Brief — Take the data that follows and retype it word for word.

Some records:
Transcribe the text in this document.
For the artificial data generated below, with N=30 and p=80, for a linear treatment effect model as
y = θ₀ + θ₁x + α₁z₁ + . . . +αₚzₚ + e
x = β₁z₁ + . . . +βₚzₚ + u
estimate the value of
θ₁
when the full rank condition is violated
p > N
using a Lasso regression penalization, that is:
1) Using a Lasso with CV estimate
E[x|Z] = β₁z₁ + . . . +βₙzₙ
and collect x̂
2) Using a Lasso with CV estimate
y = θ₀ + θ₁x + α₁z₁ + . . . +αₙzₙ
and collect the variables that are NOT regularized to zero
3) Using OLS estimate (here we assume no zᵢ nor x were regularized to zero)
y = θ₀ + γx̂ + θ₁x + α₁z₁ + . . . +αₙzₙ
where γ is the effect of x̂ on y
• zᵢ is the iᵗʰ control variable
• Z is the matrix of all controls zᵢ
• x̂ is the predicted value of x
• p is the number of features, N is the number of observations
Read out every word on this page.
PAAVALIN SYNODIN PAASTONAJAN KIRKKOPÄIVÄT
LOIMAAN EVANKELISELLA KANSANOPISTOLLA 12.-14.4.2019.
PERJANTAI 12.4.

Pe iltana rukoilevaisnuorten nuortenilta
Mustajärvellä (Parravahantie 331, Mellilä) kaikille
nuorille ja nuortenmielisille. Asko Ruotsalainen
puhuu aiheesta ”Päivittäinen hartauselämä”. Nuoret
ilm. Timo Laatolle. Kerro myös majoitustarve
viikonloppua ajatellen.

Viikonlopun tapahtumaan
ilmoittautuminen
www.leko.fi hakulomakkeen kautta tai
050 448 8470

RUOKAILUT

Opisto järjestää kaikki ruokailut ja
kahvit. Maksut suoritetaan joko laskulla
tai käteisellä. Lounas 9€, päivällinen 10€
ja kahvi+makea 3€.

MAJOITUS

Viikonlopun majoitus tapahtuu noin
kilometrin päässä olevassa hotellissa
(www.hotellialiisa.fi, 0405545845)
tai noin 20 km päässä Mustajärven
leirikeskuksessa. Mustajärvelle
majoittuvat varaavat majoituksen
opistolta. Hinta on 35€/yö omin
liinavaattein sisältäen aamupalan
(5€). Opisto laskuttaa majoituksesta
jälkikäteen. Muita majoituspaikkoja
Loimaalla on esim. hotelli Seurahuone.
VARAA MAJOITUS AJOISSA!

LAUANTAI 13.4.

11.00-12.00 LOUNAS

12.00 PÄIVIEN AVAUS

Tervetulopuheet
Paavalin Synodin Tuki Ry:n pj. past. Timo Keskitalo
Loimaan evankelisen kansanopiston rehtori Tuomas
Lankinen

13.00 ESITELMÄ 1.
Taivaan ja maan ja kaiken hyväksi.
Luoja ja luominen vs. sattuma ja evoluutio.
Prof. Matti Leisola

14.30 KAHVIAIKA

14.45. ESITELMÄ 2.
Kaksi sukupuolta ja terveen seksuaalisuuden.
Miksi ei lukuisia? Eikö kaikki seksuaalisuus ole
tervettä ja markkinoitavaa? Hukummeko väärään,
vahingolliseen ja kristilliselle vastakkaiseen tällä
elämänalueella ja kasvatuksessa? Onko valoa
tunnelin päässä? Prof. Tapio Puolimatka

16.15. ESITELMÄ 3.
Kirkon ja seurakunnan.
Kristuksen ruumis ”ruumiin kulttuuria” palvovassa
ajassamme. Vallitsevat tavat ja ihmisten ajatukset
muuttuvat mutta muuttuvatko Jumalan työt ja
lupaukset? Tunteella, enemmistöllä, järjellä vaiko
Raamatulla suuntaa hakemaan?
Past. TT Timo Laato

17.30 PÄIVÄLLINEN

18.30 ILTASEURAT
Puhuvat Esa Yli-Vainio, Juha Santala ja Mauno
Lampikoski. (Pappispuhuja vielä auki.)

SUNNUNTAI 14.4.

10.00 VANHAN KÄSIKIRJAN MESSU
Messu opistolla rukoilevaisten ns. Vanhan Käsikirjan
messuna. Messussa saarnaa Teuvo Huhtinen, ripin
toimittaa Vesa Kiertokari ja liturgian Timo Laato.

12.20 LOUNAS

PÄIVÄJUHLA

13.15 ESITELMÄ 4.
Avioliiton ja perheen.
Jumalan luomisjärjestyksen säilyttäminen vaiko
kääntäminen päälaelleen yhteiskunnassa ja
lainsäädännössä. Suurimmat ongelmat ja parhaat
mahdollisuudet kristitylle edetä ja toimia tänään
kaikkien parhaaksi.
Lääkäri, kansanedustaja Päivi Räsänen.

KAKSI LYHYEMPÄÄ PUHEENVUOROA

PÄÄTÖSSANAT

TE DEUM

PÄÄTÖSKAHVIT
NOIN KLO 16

Completed exercise —
Transcribe the text in this document.
For the artificial data generated below, with N=30 and p=80, for a linear treatment effect model as
y = θ₀ + θ₁x + α₁z₁ + . . . +αₚzₚ + e
x = β₁z₁ + . . . +βₚzₚ + u
estimate the value of
θ₁
when the full rank condition is violated
p > N
using a Lasso regression penalization, that is:
1) Using a Lasso with CV estimate
E[x|Z] = β₁z₁ + . . . +βₙzₙ
and collect x̂
2) Using a Lasso with CV estimate
y = θ₀ + θ₁x + α₁z₁ + . . . +αₙzₙ
and collect the variables that are NOT regularized to zero
3) Using OLS estimate (here we assume no zᵢ nor x were regularized to zero)
y = θ₀ + γx̂ + θ₁x + α₁z₁ + . . . +αₙzₙ
where γ is the effect of x̂ on y
• zᵢ is the iᵗʰ control variable
• Z is the matrix of all controls zᵢ
• x̂ is the predicted value of x
• p is the number of features, N is the number of observations
Read out every word on this page.
PAAVALIN SYNODIN PAASTONAJAN KIRKKOPÄIVÄT
LOIMAAN EVANKELISELLA KANSANOPISTOLLA 12.-14.4.2019.
PERJANTAI 12.4.

Pe iltana rukoilevaisnuorten nuortenilta
Mustajärvellä (Parravahantie 331, Mellilä) kaikille
nuorille ja nuortenmielisille. Asko Ruotsalainen
puhuu aiheesta ”Päivittäinen hartauselämä”. Nuoret
ilm. Timo Laatolle. Kerro myös majoitustarve
viikonloppua ajatellen.

Viikonlopun tapahtumaan
ilmoittautuminen
www.leko.fi hakulomakkeen kautta tai
050 448 8470

RUOKAILUT

Opisto järjestää kaikki ruokailut ja
kahvit. Maksut suoritetaan joko laskulla
tai käteisellä. Lounas 9€, päivällinen 10€
ja kahvi+makea 3€.

MAJOITUS

Viikonlopun majoitus tapahtuu noin
kilometrin päässä olevassa hotellissa
(www.hotellialiisa.fi, 0405545845)
tai noin 20 km päässä Mustajärven
leirikeskuksessa. Mustajärvelle
majoittuvat varaavat majoituksen
opistolta. Hinta on 35€/yö omin
liinavaattein sisältäen aamupalan
(5€). Opisto laskuttaa majoituksesta
jälkikäteen. Muita majoituspaikkoja
Loimaalla on esim. hotelli Seurahuone.
VARAA MAJOITUS AJOISSA!

LAUANTAI 13.4.

11.00-12.00 LOUNAS

12.00 PÄIVIEN AVAUS

Tervetulopuheet
Paavalin Synodin Tuki Ry:n pj. past. Timo Keskitalo
Loimaan evankelisen kansanopiston rehtori Tuomas
Lankinen

13.00 ESITELMÄ 1.
Taivaan ja maan ja kaiken hyväksi.
Luoja ja luominen vs. sattuma ja evoluutio.
Prof. Matti Leisola

14.30 KAHVIAIKA

14.45. ESITELMÄ 2.
Kaksi sukupuolta ja terveen seksuaalisuuden.
Miksi ei lukuisia? Eikö kaikki seksuaalisuus ole
tervettä ja markkinoitavaa? Hukummeko väärään,
vahingolliseen ja kristilliselle vastakkaiseen tällä
elämänalueella ja kasvatuksessa? Onko valoa
tunnelin päässä? Prof. Tapio Puolimatka

16.15. ESITELMÄ 3.
Kirkon ja seurakunnan.
Kristuksen ruumis ”ruumiin kulttuuria” palvovassa
ajassamme. Vallitsevat tavat ja ihmisten ajatukset
muuttuvat mutta muuttuvatko Jumalan työt ja
lupaukset? Tunteella, enemmistöllä, järjellä vaiko
Raamatulla suuntaa hakemaan?
Past. TT Timo Laato

17.30 PÄIVÄLLINEN

18.30 ILTASEURAT
Puhuvat Esa Yli-Vainio, Juha Santala ja Mauno
Lampikoski. (Pappispuhuja vielä auki.)

SUNNUNTAI 14.4.

10.00 VANHAN KÄSIKIRJAN MESSU
Messu opistolla rukoilevaisten ns. Vanhan Käsikirjan
messuna. Messussa saarnaa Teuvo Huhtinen, ripin
toimittaa Vesa Kiertokari ja liturgian Timo Laato.

12.20 LOUNAS

PÄIVÄJUHLA

13.15 ESITELMÄ 4.
Avioliiton ja perheen.
Jumalan luomisjärjestyksen säilyttäminen vaiko
kääntäminen päälaelleen yhteiskunnassa ja
lainsäädännössä. Suurimmat ongelmat ja parhaat
mahdollisuudet kristitylle edetä ja toimia tänään
kaikkien parhaaksi.
Lääkäri, kansanedustaja Päivi Räsänen.

KAKSI LYHYEMPÄÄ PUHEENVUOROA

PÄÄTÖSSANAT

TE DEUM

PÄÄTÖSKAHVIT
NOIN KLO 16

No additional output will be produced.